Dataset entries
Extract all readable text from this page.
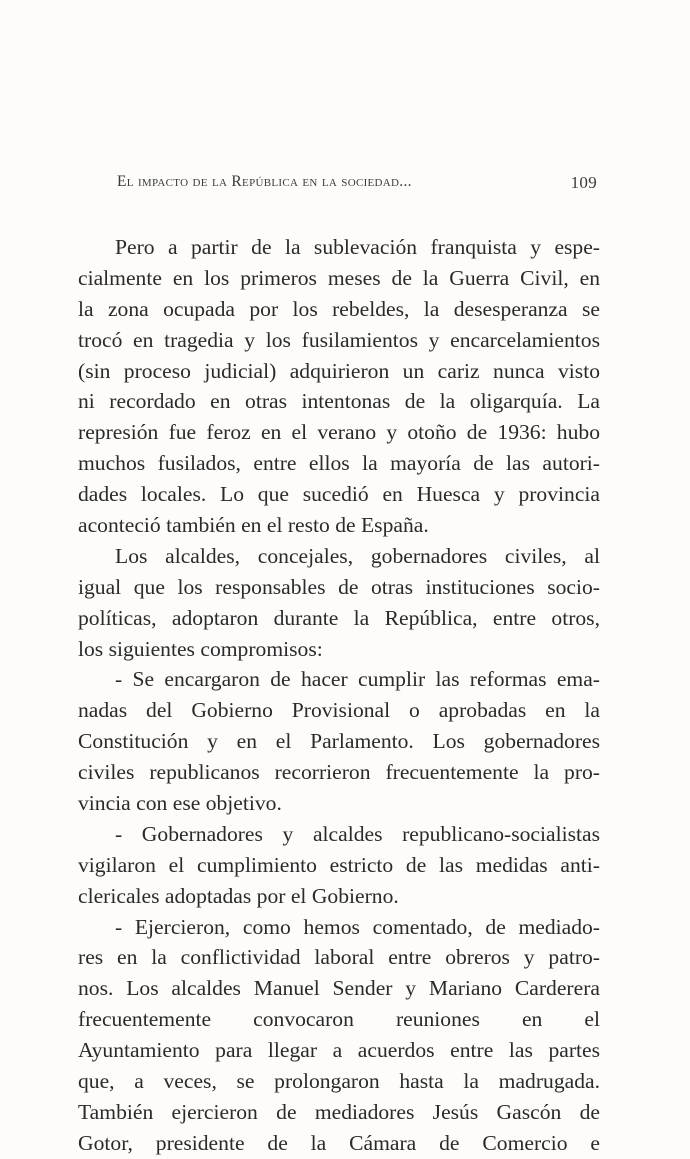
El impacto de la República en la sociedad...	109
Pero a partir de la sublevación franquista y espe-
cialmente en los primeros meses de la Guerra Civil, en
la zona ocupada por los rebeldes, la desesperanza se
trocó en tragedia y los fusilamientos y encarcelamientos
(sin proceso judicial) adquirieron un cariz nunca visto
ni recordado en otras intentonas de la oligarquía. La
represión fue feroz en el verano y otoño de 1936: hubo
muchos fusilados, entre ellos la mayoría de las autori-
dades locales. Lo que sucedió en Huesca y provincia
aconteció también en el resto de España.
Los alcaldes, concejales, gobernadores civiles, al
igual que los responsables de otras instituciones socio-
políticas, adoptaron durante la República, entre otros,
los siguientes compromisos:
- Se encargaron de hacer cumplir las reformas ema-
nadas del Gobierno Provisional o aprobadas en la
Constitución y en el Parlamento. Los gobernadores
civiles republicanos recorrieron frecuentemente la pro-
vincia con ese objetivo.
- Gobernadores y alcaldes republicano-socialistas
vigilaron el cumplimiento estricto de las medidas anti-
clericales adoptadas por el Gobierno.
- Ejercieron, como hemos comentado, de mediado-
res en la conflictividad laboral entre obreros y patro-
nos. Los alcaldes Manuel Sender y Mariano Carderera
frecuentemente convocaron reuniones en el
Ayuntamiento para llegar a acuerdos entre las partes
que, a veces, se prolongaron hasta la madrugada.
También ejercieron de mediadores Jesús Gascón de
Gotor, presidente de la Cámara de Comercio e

> TASK DIRECTIONS:
Output the entries above exactly. Drop the pictures.

> SOLUTION TO THE PROBLEM:
Extract all readable text from this page.
El impacto de la República en la sociedad...	109
Pero a partir de la sublevación franquista y espe-
cialmente en los primeros meses de la Guerra Civil, en
la zona ocupada por los rebeldes, la desesperanza se
trocó en tragedia y los fusilamientos y encarcelamientos
(sin proceso judicial) adquirieron un cariz nunca visto
ni recordado en otras intentonas de la oligarquía. La
represión fue feroz en el verano y otoño de 1936: hubo
muchos fusilados, entre ellos la mayoría de las autori-
dades locales. Lo que sucedió en Huesca y provincia
aconteció también en el resto de España.
Los alcaldes, concejales, gobernadores civiles, al
igual que los responsables de otras instituciones socio-
políticas, adoptaron durante la República, entre otros,
los siguientes compromisos:
- Se encargaron de hacer cumplir las reformas ema-
nadas del Gobierno Provisional o aprobadas en la
Constitución y en el Parlamento. Los gobernadores
civiles republicanos recorrieron frecuentemente la pro-
vincia con ese objetivo.
- Gobernadores y alcaldes republicano-socialistas
vigilaron el cumplimiento estricto de las medidas anti-
clericales adoptadas por el Gobierno.
- Ejercieron, como hemos comentado, de mediado-
res en la conflictividad laboral entre obreros y patro-
nos. Los alcaldes Manuel Sender y Mariano Carderera
frecuentemente convocaron reuniones en el
Ayuntamiento para llegar a acuerdos entre las partes
que, a veces, se prolongaron hasta la madrugada.
También ejercieron de mediadores Jesús Gascón de
Gotor, presidente de la Cámara de Comercio e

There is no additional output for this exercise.